-- Start --

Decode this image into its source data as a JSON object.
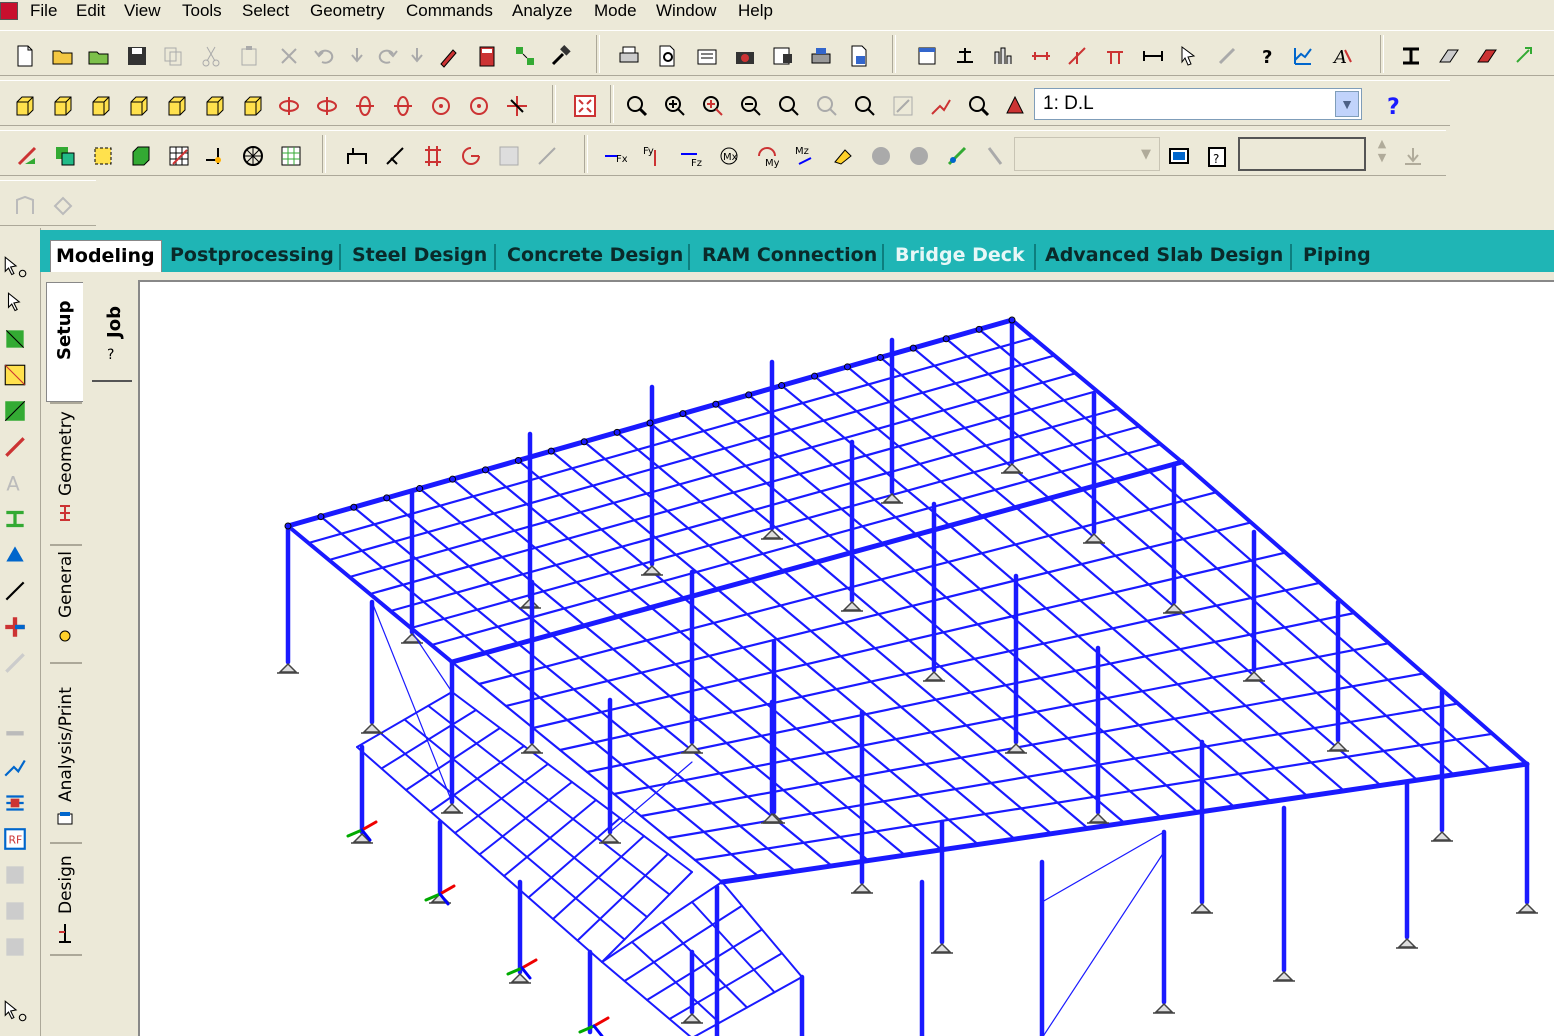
{
  "menubar": {
    "items": [
      "File",
      "Edit",
      "View",
      "Tools",
      "Select",
      "Geometry",
      "Commands",
      "Analyze",
      "Mode",
      "Window",
      "Help"
    ]
  },
  "toolbar": {
    "load_case": "1: D.L",
    "help_icon": "help-icon"
  },
  "tabs": [
    {
      "label": "Modeling",
      "state": "active"
    },
    {
      "label": "Postprocessing",
      "state": "normal"
    },
    {
      "label": "Steel Design",
      "state": "normal"
    },
    {
      "label": "Concrete Design",
      "state": "normal"
    },
    {
      "label": "RAM Connection",
      "state": "normal"
    },
    {
      "label": "Bridge Deck",
      "state": "disabled"
    },
    {
      "label": "Advanced Slab Design",
      "state": "normal"
    },
    {
      "label": "Piping",
      "state": "normal"
    }
  ],
  "side_tabs": {
    "setup": "Setup",
    "geometry": "Geometry",
    "general": "General",
    "analysis": "Analysis/Print",
    "design": "Design",
    "job": "Job"
  },
  "colors": {
    "member": "#1a1aff",
    "tab_bar": "#1fb5b5",
    "support": "#444444"
  }
}
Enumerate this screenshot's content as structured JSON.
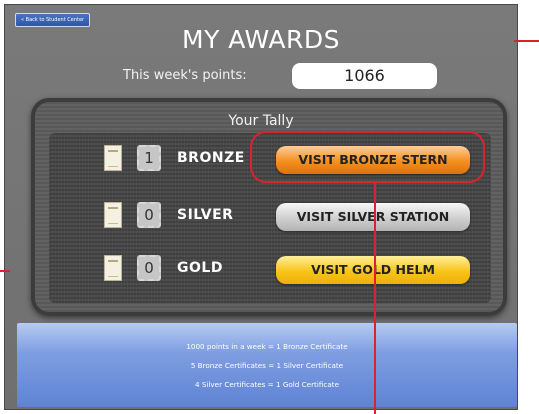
{
  "header": {
    "back_label": "« Back to Student Center",
    "title": "MY AWARDS"
  },
  "points": {
    "label": "This week's points:",
    "value": "1066"
  },
  "tally": {
    "title": "Your Tally",
    "rows": [
      {
        "count": "1",
        "tier": "BRONZE",
        "button": "VISIT BRONZE STERN"
      },
      {
        "count": "0",
        "tier": "SILVER",
        "button": "VISIT SILVER STATION"
      },
      {
        "count": "0",
        "tier": "GOLD",
        "button": "VISIT GOLD HELM"
      }
    ]
  },
  "info": {
    "lines": [
      "1000 points in a week = 1 Bronze Certificate",
      "5 Bronze Certificates = 1 Silver Certificate",
      "4 Silver Certificates = 1 Gold Certificate"
    ]
  },
  "colors": {
    "annotation_red": "#d9232e",
    "bronze": "#f3901f",
    "silver": "#cfcfcf",
    "gold": "#f8c41a"
  }
}
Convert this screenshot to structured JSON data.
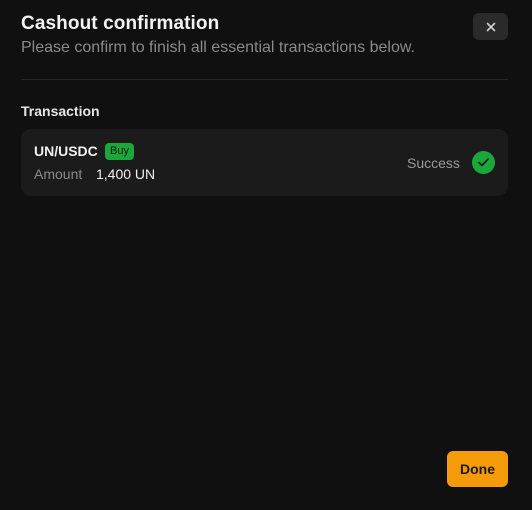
{
  "header": {
    "title": "Cashout confirmation",
    "subtitle": "Please confirm to finish all essential transactions below.",
    "close_icon": "close-icon"
  },
  "section": {
    "label": "Transaction"
  },
  "transaction": {
    "pair": "UN/USDC",
    "side_badge": "Buy",
    "amount_label": "Amount",
    "amount_value": "1,400 UN",
    "status": "Success",
    "status_icon": "check-circle-icon"
  },
  "footer": {
    "done_label": "Done"
  },
  "colors": {
    "accent": "#f59b0a",
    "success": "#1aa83a",
    "background": "#101010",
    "card": "#1b1b1b"
  }
}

-- End --

# Task prompt:
Make an exact reproduction of the listing above, without any pictures.

# Written solution:
Decode this image into its source data as a JSON object.
{
  "menubar": {
    "items": [
      "File",
      "Edit",
      "View",
      "Tools",
      "Select",
      "Geometry",
      "Commands",
      "Analyze",
      "Mode",
      "Window",
      "Help"
    ]
  },
  "toolbar": {
    "load_case": "1: D.L",
    "help_icon": "help-icon"
  },
  "tabs": [
    {
      "label": "Modeling",
      "state": "active"
    },
    {
      "label": "Postprocessing",
      "state": "normal"
    },
    {
      "label": "Steel Design",
      "state": "normal"
    },
    {
      "label": "Concrete Design",
      "state": "normal"
    },
    {
      "label": "RAM Connection",
      "state": "normal"
    },
    {
      "label": "Bridge Deck",
      "state": "disabled"
    },
    {
      "label": "Advanced Slab Design",
      "state": "normal"
    },
    {
      "label": "Piping",
      "state": "normal"
    }
  ],
  "side_tabs": {
    "setup": "Setup",
    "geometry": "Geometry",
    "general": "General",
    "analysis": "Analysis/Print",
    "design": "Design",
    "job": "Job"
  },
  "colors": {
    "member": "#1a1aff",
    "tab_bar": "#1fb5b5",
    "support": "#444444"
  }
}
Enumerate this screenshot's content as structured JSON.
{
  "header": {
    "back_label": "« Back to Student Center",
    "title": "MY AWARDS"
  },
  "points": {
    "label": "This week's points:",
    "value": "1066"
  },
  "tally": {
    "title": "Your Tally",
    "rows": [
      {
        "count": "1",
        "tier": "BRONZE",
        "button": "VISIT BRONZE STERN"
      },
      {
        "count": "0",
        "tier": "SILVER",
        "button": "VISIT SILVER STATION"
      },
      {
        "count": "0",
        "tier": "GOLD",
        "button": "VISIT GOLD HELM"
      }
    ]
  },
  "info": {
    "lines": [
      "1000 points in a week = 1 Bronze Certificate",
      "5 Bronze Certificates = 1 Silver Certificate",
      "4 Silver Certificates = 1 Gold Certificate"
    ]
  },
  "colors": {
    "annotation_red": "#d9232e",
    "bronze": "#f3901f",
    "silver": "#cfcfcf",
    "gold": "#f8c41a"
  }
}
Convert this screenshot to structured JSON data.
{
  "header": {
    "title": "Cashout confirmation",
    "subtitle": "Please confirm to finish all essential transactions below.",
    "close_icon": "close-icon"
  },
  "section": {
    "label": "Transaction"
  },
  "transaction": {
    "pair": "UN/USDC",
    "side_badge": "Buy",
    "amount_label": "Amount",
    "amount_value": "1,400 UN",
    "status": "Success",
    "status_icon": "check-circle-icon"
  },
  "footer": {
    "done_label": "Done"
  },
  "colors": {
    "accent": "#f59b0a",
    "success": "#1aa83a",
    "background": "#101010",
    "card": "#1b1b1b"
  }
}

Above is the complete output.